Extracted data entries
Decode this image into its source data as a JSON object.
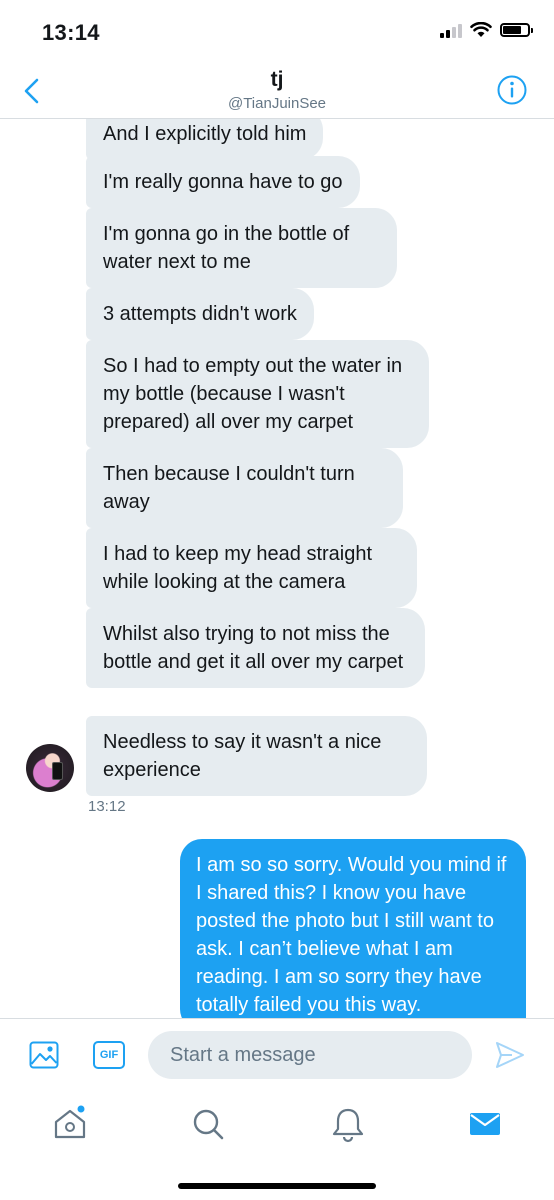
{
  "status_bar": {
    "time": "13:14",
    "battery_level": 0.75
  },
  "header": {
    "title": "tj",
    "handle": "@TianJuinSee"
  },
  "messages": [
    {
      "direction": "in",
      "text": "And I explicitly told him"
    },
    {
      "direction": "in",
      "text": "I'm really gonna have to go"
    },
    {
      "direction": "in",
      "text": "I'm gonna go in the bottle of water next to me"
    },
    {
      "direction": "in",
      "text": "3 attempts didn't work"
    },
    {
      "direction": "in",
      "text": "So I had to empty out the water in my bottle (because I wasn't prepared) all over my carpet"
    },
    {
      "direction": "in",
      "text": "Then because I couldn't turn away"
    },
    {
      "direction": "in",
      "text": "I had to keep my head straight while looking at the camera"
    },
    {
      "direction": "in",
      "text": "Whilst also trying to not miss the bottle and get it all over my carpet"
    },
    {
      "direction": "in",
      "text": "Needless to say it wasn't a nice experience"
    },
    {
      "direction": "out",
      "text": "I am so so sorry. Would you mind if I shared this? I know you have posted the photo but I still want to ask. I can’t believe what I am reading. I am so sorry they have totally failed you this way."
    }
  ],
  "incoming_timestamp": "13:12",
  "composer": {
    "gif_label": "GIF",
    "placeholder": "Start a message"
  },
  "icons": {
    "back": "chevron-left-icon",
    "info": "info-icon",
    "image": "image-icon",
    "gif": "gif-icon",
    "send": "send-icon",
    "home": "home-icon",
    "search": "search-icon",
    "notifications": "bell-icon",
    "messages": "mail-icon"
  },
  "colors": {
    "accent": "#1da1f2",
    "bubble_in": "#e6ecf0",
    "secondary_text": "#657786",
    "send_disabled": "#a5d5f8"
  }
}
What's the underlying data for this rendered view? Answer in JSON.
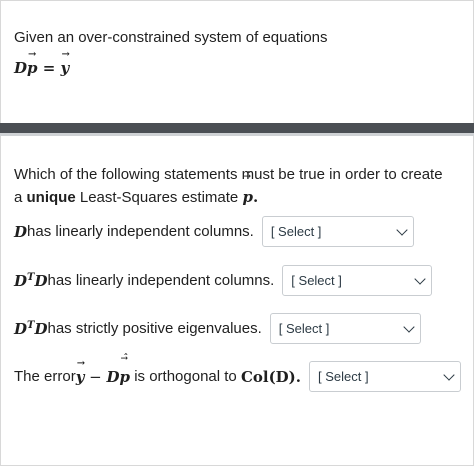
{
  "question1": {
    "text": "Given an over-constrained system of equations",
    "equation_lhs": "D",
    "equation_vec_p": "p",
    "equation_op": " = ",
    "equation_vec_y": "y"
  },
  "question2": {
    "intro_before": "Which of the following statements must be true in order to create a ",
    "intro_bold": "unique",
    "intro_after": " Least-Squares estimate ",
    "estimate_symbol": "p",
    "estimate_end": "."
  },
  "statements": [
    {
      "math": "D",
      "sup": "",
      "text": " has linearly independent columns.",
      "select_value": "[ Select ]"
    },
    {
      "math": "D",
      "sup": "T",
      "math2": "D",
      "text": " has linearly independent columns.",
      "select_value": "[ Select ]"
    },
    {
      "math": "D",
      "sup": "T",
      "math2": "D",
      "text": " has strictly positive eigenvalues.",
      "select_value": "[ Select ]"
    },
    {
      "prefix": "The error ",
      "vec_y": "y",
      "minus": " − ",
      "D": "D",
      "vec_p": "p",
      "middle": " is orthogonal to ",
      "col": "Col(D).",
      "select_value": "[ Select ]"
    }
  ],
  "icons": {
    "dropdown": "chevron-down-icon"
  }
}
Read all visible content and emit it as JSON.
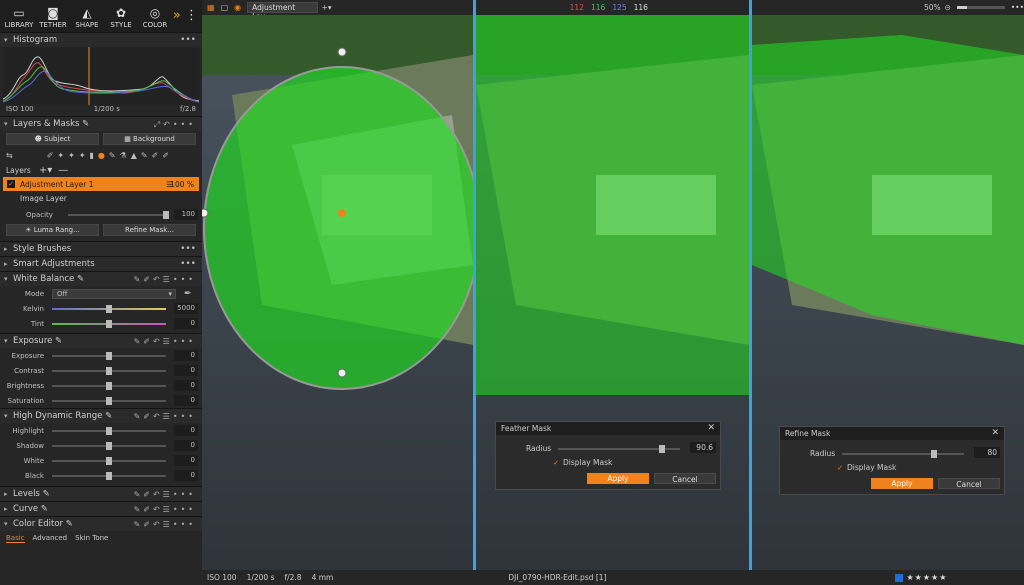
{
  "tooltabs": [
    {
      "label": "LIBRARY",
      "icon": "folder-icon"
    },
    {
      "label": "TETHER",
      "icon": "camera-icon"
    },
    {
      "label": "SHAPE",
      "icon": "shape-icon"
    },
    {
      "label": "STYLE",
      "icon": "style-icon"
    },
    {
      "label": "COLOR",
      "icon": "color-icon"
    }
  ],
  "histogram": {
    "title": "Histogram",
    "iso": "ISO 100",
    "shutter": "1/200 s",
    "aperture": "f/2.8"
  },
  "layers_masks": {
    "title": "Layers & Masks",
    "subject": "Subject",
    "background": "Background",
    "layers_label": "Layers",
    "adj_layer": "Adjustment Layer 1",
    "adj_opacity": "100 %",
    "image_layer": "Image Layer",
    "opacity_label": "Opacity",
    "opacity_value": "100",
    "luma_btn": "Luma Rang...",
    "refine_btn": "Refine Mask..."
  },
  "sections": {
    "style_brushes": "Style Brushes",
    "smart_adjustments": "Smart Adjustments",
    "white_balance": "White Balance",
    "exposure": "Exposure",
    "hdr": "High Dynamic Range",
    "levels": "Levels",
    "curve": "Curve",
    "color_editor": "Color Editor"
  },
  "white_balance": {
    "mode_label": "Mode",
    "mode_value": "Off",
    "kelvin_label": "Kelvin",
    "kelvin_value": "5000",
    "kelvin_level": 0.5,
    "tint_label": "Tint",
    "tint_value": "0",
    "tint_level": 0.5
  },
  "exposure": {
    "sliders": [
      {
        "label": "Exposure",
        "value": "0"
      },
      {
        "label": "Contrast",
        "value": "0"
      },
      {
        "label": "Brightness",
        "value": "0"
      },
      {
        "label": "Saturation",
        "value": "0"
      }
    ]
  },
  "hdr": {
    "sliders": [
      {
        "label": "Highlight",
        "value": "0"
      },
      {
        "label": "Shadow",
        "value": "0"
      },
      {
        "label": "White",
        "value": "0"
      },
      {
        "label": "Black",
        "value": "0"
      }
    ]
  },
  "color_editor_tabs": [
    "Basic",
    "Advanced",
    "Skin Tone"
  ],
  "topbar": {
    "layer_select": "Adjustment Lay...",
    "rgb": {
      "r": "112",
      "g": "116",
      "b": "125",
      "l": "116"
    },
    "zoom": "50%"
  },
  "bottombar": {
    "iso": "ISO 100",
    "shutter": "1/200 s",
    "aperture": "f/2.8",
    "focal": "4 mm",
    "filename": "DJI_0790-HDR-Edit.psd [1]",
    "stars": "★★★★★",
    "color": "#1f6fd1"
  },
  "feather_dialog": {
    "title": "Feather Mask",
    "radius_label": "Radius",
    "radius_value": "90.6",
    "radius_level": 0.85,
    "display_mask": "Display Mask",
    "apply": "Apply",
    "cancel": "Cancel"
  },
  "refine_dialog": {
    "title": "Refine Mask",
    "radius_label": "Radius",
    "radius_value": "80",
    "radius_level": 0.75,
    "display_mask": "Display Mask",
    "apply": "Apply",
    "cancel": "Cancel"
  },
  "colors": {
    "accent": "#f0821c",
    "divider": "#3aa3e8",
    "mask": "#20e020"
  }
}
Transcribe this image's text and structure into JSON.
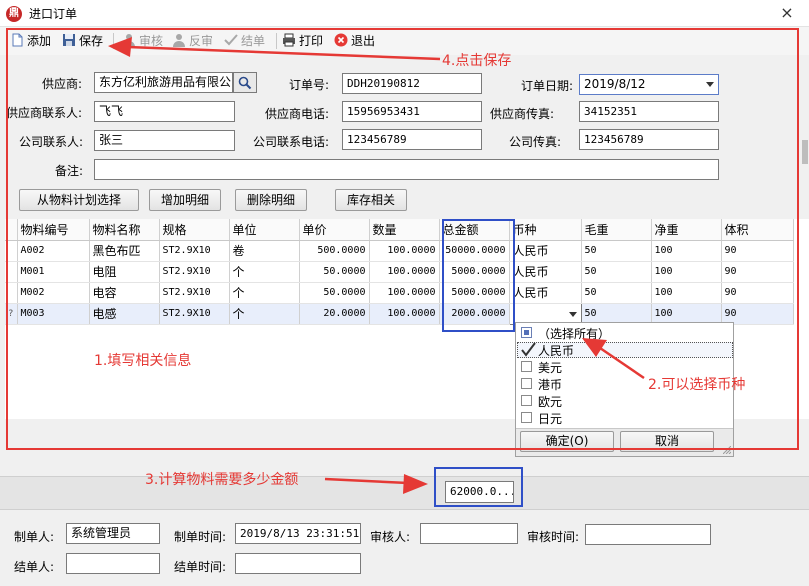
{
  "window": {
    "title": "进口订单",
    "close": "×",
    "app_icon": "鼎"
  },
  "toolbar": {
    "add": "添加",
    "save": "保存",
    "audit": "审核",
    "unaudit": "反审",
    "settle": "结单",
    "print": "打印",
    "exit": "退出"
  },
  "form": {
    "supplier_label": "供应商:",
    "supplier_value": "东方亿利旅游用品有限公司",
    "order_no_label": "订单号:",
    "order_no_value": "DDH20190812",
    "order_date_label": "订单日期:",
    "order_date_value": "2019/8/12",
    "supplier_contact_label": "供应商联系人:",
    "supplier_contact_value": "飞飞",
    "supplier_phone_label": "供应商电话:",
    "supplier_phone_value": "15956953431",
    "supplier_fax_label": "供应商传真:",
    "supplier_fax_value": "34152351",
    "company_contact_label": "公司联系人:",
    "company_contact_value": "张三",
    "company_phone_label": "公司联系电话:",
    "company_phone_value": "123456789",
    "company_fax_label": "公司传真:",
    "company_fax_value": "123456789",
    "remark_label": "备注:",
    "remark_value": ""
  },
  "buttons": {
    "from_plan": "从物料计划选择",
    "add_detail": "增加明细",
    "delete_detail": "删除明细",
    "stock": "库存相关"
  },
  "grid": {
    "columns": [
      "物料编号",
      "物料名称",
      "规格",
      "单位",
      "单价",
      "数量",
      "总金额",
      "币种",
      "毛重",
      "净重",
      "体积"
    ],
    "rows": [
      [
        "A002",
        "黑色布匹",
        "ST2.9X10",
        "卷",
        "500.0000",
        "100.0000",
        "50000.0000",
        "人民币",
        "50",
        "100",
        "90"
      ],
      [
        "M001",
        "电阻",
        "ST2.9X10",
        "个",
        "50.0000",
        "100.0000",
        "5000.0000",
        "人民币",
        "50",
        "100",
        "90"
      ],
      [
        "M002",
        "电容",
        "ST2.9X10",
        "个",
        "50.0000",
        "100.0000",
        "5000.0000",
        "人民币",
        "50",
        "100",
        "90"
      ],
      [
        "M003",
        "电感",
        "ST2.9X10",
        "个",
        "20.0000",
        "100.0000",
        "2000.0000",
        "",
        "50",
        "100",
        "90"
      ]
    ],
    "row_marker": "?"
  },
  "currency_popup": {
    "options": [
      "（选择所有）",
      "人民币",
      "美元",
      "港币",
      "欧元",
      "日元"
    ],
    "checked": "人民币",
    "ok": "确定(O)",
    "cancel": "取消"
  },
  "summary": {
    "total": "62000.0..."
  },
  "footer": {
    "creator_label": "制单人:",
    "creator_value": "系统管理员",
    "create_time_label": "制单时间:",
    "create_time_value": "2019/8/13 23:31:51",
    "auditor_label": "审核人:",
    "auditor_value": "",
    "audit_time_label": "审核时间:",
    "audit_time_value": "",
    "settler_label": "结单人:",
    "settler_value": "",
    "settle_time_label": "结单时间:",
    "settle_time_value": ""
  },
  "annotations": {
    "save_hint": "4.点击保存",
    "fill_hint": "1.填写相关信息",
    "currency_hint": "2.可以选择币种",
    "amount_hint": "3.计算物料需要多少金额"
  },
  "colors": {
    "annotation_red": "#e53935",
    "annotation_blue": "#2f4fc7"
  }
}
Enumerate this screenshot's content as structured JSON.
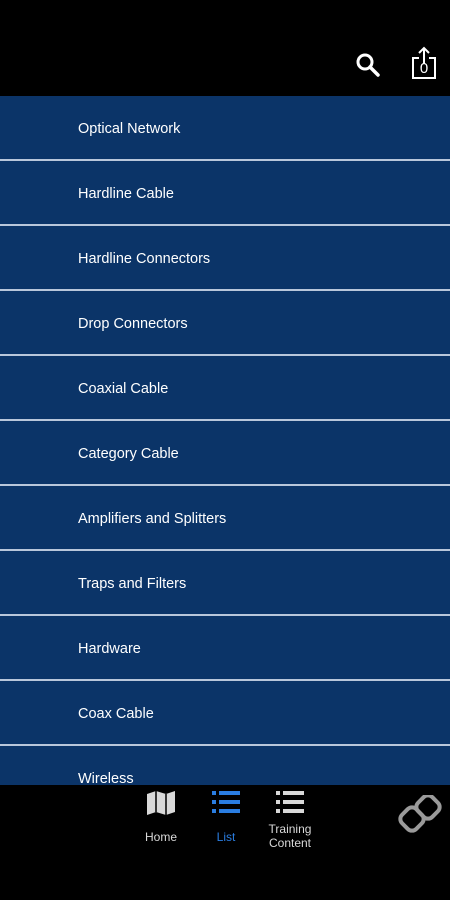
{
  "header": {
    "search_icon": "search-icon",
    "share_icon": "share-icon",
    "share_count": "0"
  },
  "list": {
    "items": [
      {
        "label": "Optical Network"
      },
      {
        "label": "Hardline Cable"
      },
      {
        "label": "Hardline Connectors"
      },
      {
        "label": "Drop Connectors"
      },
      {
        "label": "Coaxial Cable"
      },
      {
        "label": "Category Cable"
      },
      {
        "label": "Amplifiers and Splitters"
      },
      {
        "label": "Traps and Filters"
      },
      {
        "label": "Hardware"
      },
      {
        "label": "Coax Cable"
      },
      {
        "label": "Wireless"
      }
    ]
  },
  "bottom_nav": {
    "home_label": "Home",
    "list_label": "List",
    "training_label_line1": "Training",
    "training_label_line2": "Content",
    "home_icon": "map-icon",
    "list_icon": "list-icon",
    "training_icon": "list-icon",
    "logo_icon": "chain-link-logo"
  },
  "colors": {
    "list_background": "#0b3468",
    "divider": "#b9c7db",
    "active_tab": "#2a7de1",
    "bar_background": "#000000"
  }
}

EXERCISE —
Do not copy pictures. Restate exactly the lines from the one containing "Enumerate this screenshot's" through the last line of the records.

EXERCISE RESULT —
Enumerate this screenshot's content as structured JSON.
{
  "header": {
    "search_icon": "search-icon",
    "share_icon": "share-icon",
    "share_count": "0"
  },
  "list": {
    "items": [
      {
        "label": "Optical Network"
      },
      {
        "label": "Hardline Cable"
      },
      {
        "label": "Hardline Connectors"
      },
      {
        "label": "Drop Connectors"
      },
      {
        "label": "Coaxial Cable"
      },
      {
        "label": "Category Cable"
      },
      {
        "label": "Amplifiers and Splitters"
      },
      {
        "label": "Traps and Filters"
      },
      {
        "label": "Hardware"
      },
      {
        "label": "Coax Cable"
      },
      {
        "label": "Wireless"
      }
    ]
  },
  "bottom_nav": {
    "home_label": "Home",
    "list_label": "List",
    "training_label_line1": "Training",
    "training_label_line2": "Content",
    "home_icon": "map-icon",
    "list_icon": "list-icon",
    "training_icon": "list-icon",
    "logo_icon": "chain-link-logo"
  },
  "colors": {
    "list_background": "#0b3468",
    "divider": "#b9c7db",
    "active_tab": "#2a7de1",
    "bar_background": "#000000"
  }
}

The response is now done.